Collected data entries
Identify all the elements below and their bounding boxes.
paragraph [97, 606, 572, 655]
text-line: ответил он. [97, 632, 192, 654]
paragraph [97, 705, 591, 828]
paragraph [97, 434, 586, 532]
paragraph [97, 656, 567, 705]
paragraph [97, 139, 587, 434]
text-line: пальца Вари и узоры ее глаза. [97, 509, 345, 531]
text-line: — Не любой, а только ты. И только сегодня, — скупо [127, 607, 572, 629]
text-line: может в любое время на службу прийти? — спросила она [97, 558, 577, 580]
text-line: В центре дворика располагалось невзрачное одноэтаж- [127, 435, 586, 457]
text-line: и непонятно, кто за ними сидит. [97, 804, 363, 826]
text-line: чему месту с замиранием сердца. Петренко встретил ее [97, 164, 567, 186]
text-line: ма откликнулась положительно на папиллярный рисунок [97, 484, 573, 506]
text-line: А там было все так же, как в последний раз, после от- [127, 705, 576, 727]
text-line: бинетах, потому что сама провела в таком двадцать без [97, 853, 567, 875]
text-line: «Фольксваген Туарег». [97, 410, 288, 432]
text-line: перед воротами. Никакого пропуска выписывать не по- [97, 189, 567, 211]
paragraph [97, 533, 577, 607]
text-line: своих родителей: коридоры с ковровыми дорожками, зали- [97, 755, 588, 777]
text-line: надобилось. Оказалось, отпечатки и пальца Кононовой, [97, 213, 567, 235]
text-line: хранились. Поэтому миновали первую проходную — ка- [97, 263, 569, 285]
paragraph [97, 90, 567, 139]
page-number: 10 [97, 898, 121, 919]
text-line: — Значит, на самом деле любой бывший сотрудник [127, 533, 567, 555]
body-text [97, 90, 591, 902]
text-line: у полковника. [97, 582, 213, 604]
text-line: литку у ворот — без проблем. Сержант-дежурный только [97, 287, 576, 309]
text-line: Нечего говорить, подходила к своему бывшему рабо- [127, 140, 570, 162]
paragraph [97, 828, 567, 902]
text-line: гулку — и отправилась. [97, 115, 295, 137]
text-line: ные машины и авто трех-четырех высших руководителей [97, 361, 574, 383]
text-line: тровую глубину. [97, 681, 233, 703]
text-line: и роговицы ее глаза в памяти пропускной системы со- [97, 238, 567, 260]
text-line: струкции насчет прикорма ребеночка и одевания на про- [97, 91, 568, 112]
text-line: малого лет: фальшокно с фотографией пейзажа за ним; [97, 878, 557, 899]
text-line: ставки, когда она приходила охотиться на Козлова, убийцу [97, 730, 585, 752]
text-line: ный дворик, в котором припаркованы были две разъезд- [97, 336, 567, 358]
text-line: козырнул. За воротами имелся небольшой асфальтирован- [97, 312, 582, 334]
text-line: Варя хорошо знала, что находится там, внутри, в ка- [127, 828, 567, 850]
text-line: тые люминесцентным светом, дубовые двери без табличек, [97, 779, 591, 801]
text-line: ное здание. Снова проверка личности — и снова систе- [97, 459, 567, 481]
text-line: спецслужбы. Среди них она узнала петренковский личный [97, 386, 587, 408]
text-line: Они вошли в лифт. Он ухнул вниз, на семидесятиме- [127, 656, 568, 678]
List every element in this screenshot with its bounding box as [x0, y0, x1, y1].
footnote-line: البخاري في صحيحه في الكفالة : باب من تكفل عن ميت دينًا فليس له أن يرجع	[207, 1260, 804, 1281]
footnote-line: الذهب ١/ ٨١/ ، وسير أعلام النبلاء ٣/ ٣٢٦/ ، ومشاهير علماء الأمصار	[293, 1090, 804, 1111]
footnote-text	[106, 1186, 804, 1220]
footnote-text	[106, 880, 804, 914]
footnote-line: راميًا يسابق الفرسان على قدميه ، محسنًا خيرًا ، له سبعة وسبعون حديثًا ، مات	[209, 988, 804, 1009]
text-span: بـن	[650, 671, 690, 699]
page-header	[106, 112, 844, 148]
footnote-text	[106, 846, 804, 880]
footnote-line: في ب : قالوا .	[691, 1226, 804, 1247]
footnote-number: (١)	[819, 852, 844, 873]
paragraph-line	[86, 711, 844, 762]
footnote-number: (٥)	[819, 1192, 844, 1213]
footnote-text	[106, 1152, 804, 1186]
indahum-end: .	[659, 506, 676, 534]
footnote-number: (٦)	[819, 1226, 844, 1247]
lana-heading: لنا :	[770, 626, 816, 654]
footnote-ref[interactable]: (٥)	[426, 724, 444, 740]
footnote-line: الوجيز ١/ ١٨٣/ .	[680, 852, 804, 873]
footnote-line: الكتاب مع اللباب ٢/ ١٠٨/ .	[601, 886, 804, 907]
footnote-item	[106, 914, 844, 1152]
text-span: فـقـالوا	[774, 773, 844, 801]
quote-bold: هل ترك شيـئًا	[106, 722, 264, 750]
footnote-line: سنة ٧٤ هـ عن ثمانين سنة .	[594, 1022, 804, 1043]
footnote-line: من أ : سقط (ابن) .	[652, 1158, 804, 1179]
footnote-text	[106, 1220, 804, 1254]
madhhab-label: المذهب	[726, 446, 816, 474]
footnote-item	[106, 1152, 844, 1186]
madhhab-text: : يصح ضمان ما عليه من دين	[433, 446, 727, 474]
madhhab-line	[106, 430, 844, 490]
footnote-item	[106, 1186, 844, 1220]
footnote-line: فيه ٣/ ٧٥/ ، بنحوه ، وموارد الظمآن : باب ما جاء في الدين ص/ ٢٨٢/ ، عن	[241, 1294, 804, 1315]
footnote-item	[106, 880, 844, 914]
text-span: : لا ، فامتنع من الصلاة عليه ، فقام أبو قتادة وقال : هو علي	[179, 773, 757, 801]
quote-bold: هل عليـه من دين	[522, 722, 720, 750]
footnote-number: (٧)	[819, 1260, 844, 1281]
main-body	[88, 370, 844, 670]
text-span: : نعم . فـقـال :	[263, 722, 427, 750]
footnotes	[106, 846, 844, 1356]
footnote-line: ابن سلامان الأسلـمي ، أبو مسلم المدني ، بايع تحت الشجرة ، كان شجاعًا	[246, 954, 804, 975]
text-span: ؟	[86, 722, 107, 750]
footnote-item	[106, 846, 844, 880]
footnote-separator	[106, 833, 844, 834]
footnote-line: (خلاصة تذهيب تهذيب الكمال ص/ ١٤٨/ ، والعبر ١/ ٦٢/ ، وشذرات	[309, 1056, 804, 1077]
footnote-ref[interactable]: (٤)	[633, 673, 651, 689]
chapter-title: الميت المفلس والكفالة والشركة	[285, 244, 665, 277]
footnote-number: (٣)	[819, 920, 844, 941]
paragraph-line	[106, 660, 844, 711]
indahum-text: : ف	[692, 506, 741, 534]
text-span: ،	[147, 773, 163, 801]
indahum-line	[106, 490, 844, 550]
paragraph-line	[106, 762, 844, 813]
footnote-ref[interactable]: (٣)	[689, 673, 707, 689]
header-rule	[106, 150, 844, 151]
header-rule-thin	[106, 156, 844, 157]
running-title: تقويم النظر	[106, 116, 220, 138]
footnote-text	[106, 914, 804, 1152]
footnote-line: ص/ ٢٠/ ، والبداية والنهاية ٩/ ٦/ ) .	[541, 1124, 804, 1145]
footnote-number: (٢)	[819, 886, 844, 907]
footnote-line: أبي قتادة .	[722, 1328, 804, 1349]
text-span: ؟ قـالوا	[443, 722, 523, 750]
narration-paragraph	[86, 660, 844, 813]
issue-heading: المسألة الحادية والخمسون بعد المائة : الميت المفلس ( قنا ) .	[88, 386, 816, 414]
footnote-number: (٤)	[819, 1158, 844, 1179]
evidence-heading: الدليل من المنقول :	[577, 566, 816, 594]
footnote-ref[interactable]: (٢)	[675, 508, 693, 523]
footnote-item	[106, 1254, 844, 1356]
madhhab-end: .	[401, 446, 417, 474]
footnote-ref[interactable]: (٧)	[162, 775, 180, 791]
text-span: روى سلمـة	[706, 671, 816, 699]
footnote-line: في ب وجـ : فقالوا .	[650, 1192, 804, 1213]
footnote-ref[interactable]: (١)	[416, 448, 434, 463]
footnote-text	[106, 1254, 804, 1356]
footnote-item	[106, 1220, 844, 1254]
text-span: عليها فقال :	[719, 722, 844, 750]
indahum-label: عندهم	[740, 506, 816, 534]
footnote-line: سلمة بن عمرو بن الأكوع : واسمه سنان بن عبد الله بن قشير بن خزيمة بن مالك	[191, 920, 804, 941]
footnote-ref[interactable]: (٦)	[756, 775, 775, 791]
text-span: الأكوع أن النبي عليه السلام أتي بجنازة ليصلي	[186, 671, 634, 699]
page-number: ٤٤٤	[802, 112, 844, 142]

→ **Your objective**: Return the lines of the listing above verbatim, from its first line down to the line holding "paragraph [97, 828, 567, 902]", inclusive.

→ **Solution to this task**:
Identify all the elements below and their bounding boxes.
paragraph [97, 606, 572, 655]
text-line: ответил он. [97, 632, 192, 654]
paragraph [97, 705, 591, 828]
paragraph [97, 434, 586, 532]
paragraph [97, 656, 567, 705]
paragraph [97, 139, 587, 434]
text-line: пальца Вари и узоры ее глаза. [97, 509, 345, 531]
text-line: — Не любой, а только ты. И только сегодня, — скупо [127, 607, 572, 629]
text-line: может в любое время на службу прийти? — спросила она [97, 558, 577, 580]
text-line: В центре дворика располагалось невзрачное одноэтаж- [127, 435, 586, 457]
text-line: и непонятно, кто за ними сидит. [97, 804, 363, 826]
text-line: чему месту с замиранием сердца. Петренко встретил ее [97, 164, 567, 186]
text-line: ма откликнулась положительно на папиллярный рисунок [97, 484, 573, 506]
text-line: А там было все так же, как в последний раз, после от- [127, 705, 576, 727]
text-line: бинетах, потому что сама провела в таком двадцать без [97, 853, 567, 875]
text-line: «Фольксваген Туарег». [97, 410, 288, 432]
text-line: перед воротами. Никакого пропуска выписывать не по- [97, 189, 567, 211]
paragraph [97, 533, 577, 607]
text-line: своих родителей: коридоры с ковровыми дорожками, зали- [97, 755, 588, 777]
text-line: надобилось. Оказалось, отпечатки и пальца Кононовой, [97, 213, 567, 235]
text-line: хранились. Поэтому миновали первую проходную — ка- [97, 263, 569, 285]
paragraph [97, 90, 567, 139]
page-number: 10 [97, 898, 121, 919]
text-line: — Значит, на самом деле любой бывший сотрудник [127, 533, 567, 555]
body-text [97, 90, 591, 902]
text-line: у полковника. [97, 582, 213, 604]
text-line: литку у ворот — без проблем. Сержант-дежурный только [97, 287, 576, 309]
text-line: Нечего говорить, подходила к своему бывшему рабо- [127, 140, 570, 162]
paragraph [97, 828, 567, 902]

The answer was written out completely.